# Условие задания
Воспроизведите целиком текст беседы о 15-летии путча ГКЧП, ничего в нем не меняя.

Ссылки для упрощенного доступа

Беседа с экспертами о 15-летии путча ГКЧП



Программу «Итоги недели» ведет Дмитрий Волчек. Принимают участие социолог Борис Дубин и политолог Игорь Клямкин.



Дмитрий Волчек: Исполнилось 15 лет со дня создания в СССР Государственного комитета по чрезвычайному положению. Историк Юрий Афанасьев совершенно справедливо говорил, что 91 год в России имеет такое же значение, как 17-й или 41-й. Между тем события августа 91-го и то, что за ними последовало, до сих пор, кажется, не только в должной степени не проанализированы специалистами, но и не поняты обществом, изрядно исказились в коллективной памяти. Даже если судить по новостным сюжетам российских телеканалов, показанным на этой неделе, может создаться впечатление, что ГКЧП победил. Во всяком случае, в заявлениях доживших до наших дней путчистов звучат куда увереннее и занимают больше эфирного времени, чем слова их противников.


О том, как воспринимают события 15-летней давности сегодня, мы будем говорить с социологом Борисом Дубиным и политологом Игорем Клямкиным.


Начнем с социологических данных. Левада-центр и другие социологические службы регулярно проводят опросы, посвященные событиям августа 91-го. И если не ошибаюсь, оценки, которые дают респонденты сегодня, мало общего имеют с теми, которые они давали в начале 90-х годов. Да, Борис Владимирович?

# Строки данных

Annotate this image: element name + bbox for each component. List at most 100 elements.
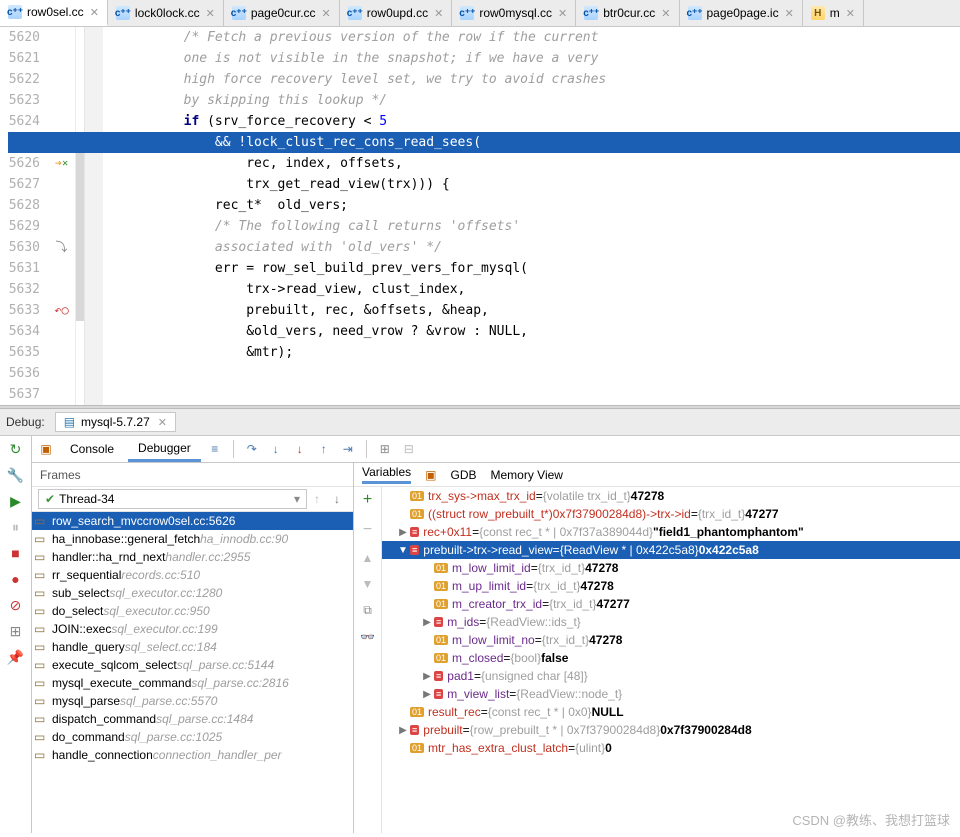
---
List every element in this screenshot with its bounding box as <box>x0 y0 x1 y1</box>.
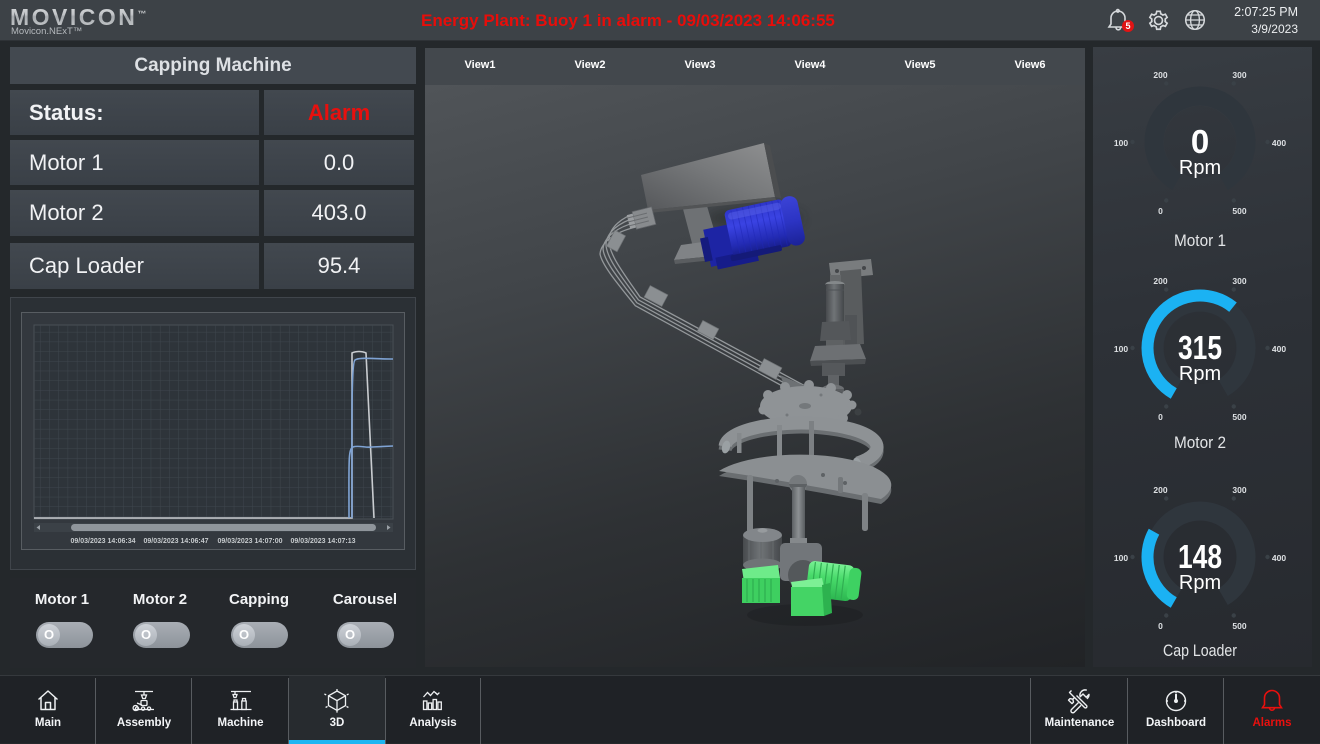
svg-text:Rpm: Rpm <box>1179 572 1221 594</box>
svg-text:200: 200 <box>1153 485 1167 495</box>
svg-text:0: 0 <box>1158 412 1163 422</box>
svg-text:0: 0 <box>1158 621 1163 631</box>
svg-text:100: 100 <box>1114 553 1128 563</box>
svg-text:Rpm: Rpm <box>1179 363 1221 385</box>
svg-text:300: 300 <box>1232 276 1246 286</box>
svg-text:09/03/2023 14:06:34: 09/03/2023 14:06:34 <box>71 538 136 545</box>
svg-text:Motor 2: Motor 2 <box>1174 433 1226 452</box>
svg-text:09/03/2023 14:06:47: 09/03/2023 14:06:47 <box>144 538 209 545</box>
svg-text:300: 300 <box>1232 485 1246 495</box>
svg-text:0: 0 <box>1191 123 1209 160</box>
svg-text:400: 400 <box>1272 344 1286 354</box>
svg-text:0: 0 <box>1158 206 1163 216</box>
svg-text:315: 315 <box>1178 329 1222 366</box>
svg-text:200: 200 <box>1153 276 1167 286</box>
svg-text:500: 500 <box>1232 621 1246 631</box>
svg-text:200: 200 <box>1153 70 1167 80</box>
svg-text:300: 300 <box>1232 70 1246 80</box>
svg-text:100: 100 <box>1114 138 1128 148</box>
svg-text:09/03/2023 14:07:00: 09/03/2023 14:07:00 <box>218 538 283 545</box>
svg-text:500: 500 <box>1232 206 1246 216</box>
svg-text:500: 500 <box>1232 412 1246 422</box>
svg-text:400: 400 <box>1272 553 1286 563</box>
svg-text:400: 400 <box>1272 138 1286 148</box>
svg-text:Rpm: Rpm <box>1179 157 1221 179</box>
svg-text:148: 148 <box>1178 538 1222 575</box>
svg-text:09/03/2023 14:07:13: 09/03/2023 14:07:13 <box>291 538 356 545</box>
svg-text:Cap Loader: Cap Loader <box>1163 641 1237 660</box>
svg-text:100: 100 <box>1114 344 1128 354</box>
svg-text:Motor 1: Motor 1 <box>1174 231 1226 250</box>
==
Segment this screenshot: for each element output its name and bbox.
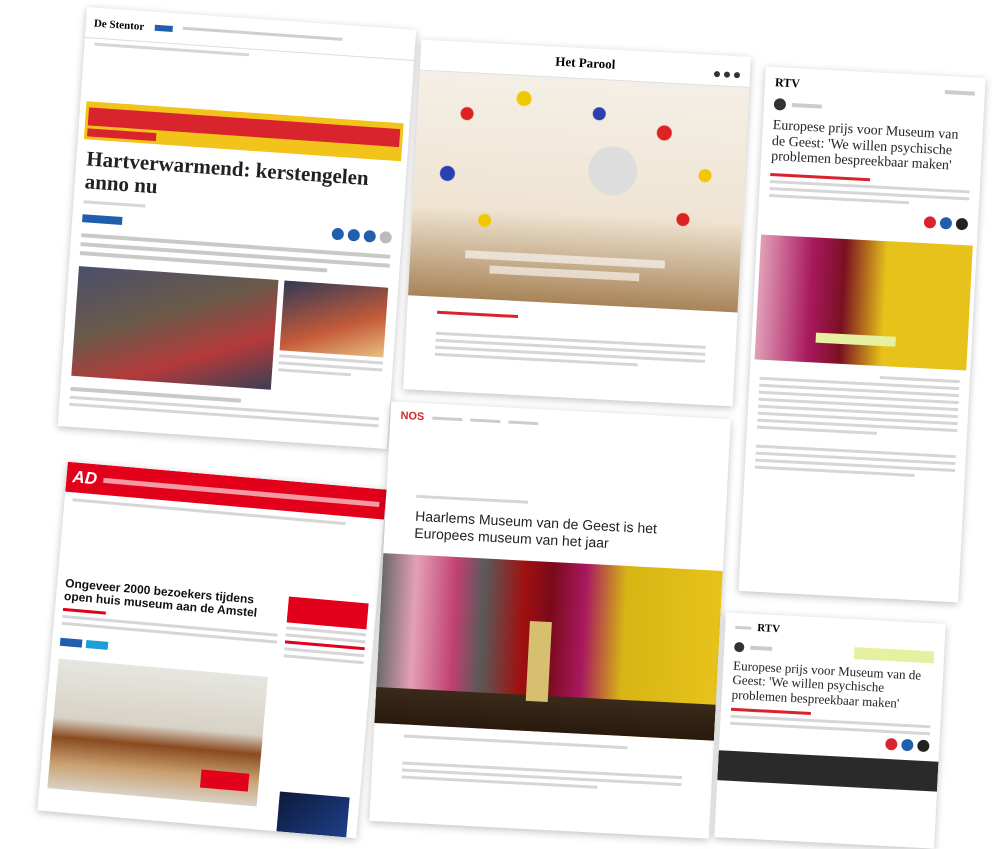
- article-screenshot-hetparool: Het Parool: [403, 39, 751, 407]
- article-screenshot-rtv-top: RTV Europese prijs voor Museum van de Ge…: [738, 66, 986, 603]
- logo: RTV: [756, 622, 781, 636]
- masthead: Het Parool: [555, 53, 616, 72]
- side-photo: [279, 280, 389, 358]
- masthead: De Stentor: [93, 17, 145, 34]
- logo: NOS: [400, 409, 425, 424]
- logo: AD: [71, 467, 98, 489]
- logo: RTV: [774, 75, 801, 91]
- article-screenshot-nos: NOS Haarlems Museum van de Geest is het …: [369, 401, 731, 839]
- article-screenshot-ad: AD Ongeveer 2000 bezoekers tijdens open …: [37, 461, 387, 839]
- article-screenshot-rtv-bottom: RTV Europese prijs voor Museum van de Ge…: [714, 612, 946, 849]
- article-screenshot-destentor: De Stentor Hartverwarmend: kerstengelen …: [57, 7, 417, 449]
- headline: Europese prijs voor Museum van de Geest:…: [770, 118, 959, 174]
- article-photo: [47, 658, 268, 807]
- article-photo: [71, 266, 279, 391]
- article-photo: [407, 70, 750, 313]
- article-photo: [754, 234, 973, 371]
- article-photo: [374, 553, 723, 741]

# Решение задачи
Ссылки для упрощенного доступа

Беседа с экспертами о 15-летии путча ГКЧП



Программу «Итоги недели» ведет Дмитрий Волчек. Принимают участие социолог Борис Дубин и политолог Игорь Клямкин.



Дмитрий Волчек: Исполнилось 15 лет со дня создания в СССР Государственного комитета по чрезвычайному положению. Историк Юрий Афанасьев совершенно справедливо говорил, что 91 год в России имеет такое же значение, как 17-й или 41-й. Между тем события августа 91-го и то, что за ними последовало, до сих пор, кажется, не только в должной степени не проанализированы специалистами, но и не поняты обществом, изрядно исказились в коллективной памяти. Даже если судить по новостным сюжетам российских телеканалов, показанным на этой неделе, может создаться впечатление, что ГКЧП победил. Во всяком случае, в заявлениях доживших до наших дней путчистов звучат куда увереннее и занимают больше эфирного времени, чем слова их противников.


О том, как воспринимают события 15-летней давности сегодня, мы будем говорить с социологом Борисом Дубиным и политологом Игорем Клямкиным.


Начнем с социологических данных. Левада-центр и другие социологические службы регулярно проводят опросы, посвященные событиям августа 91-го. И если не ошибаюсь, оценки, которые дают респонденты сегодня, мало общего имеют с теми, которые они давали в начале 90-х годов. Да, Борис Владимирович?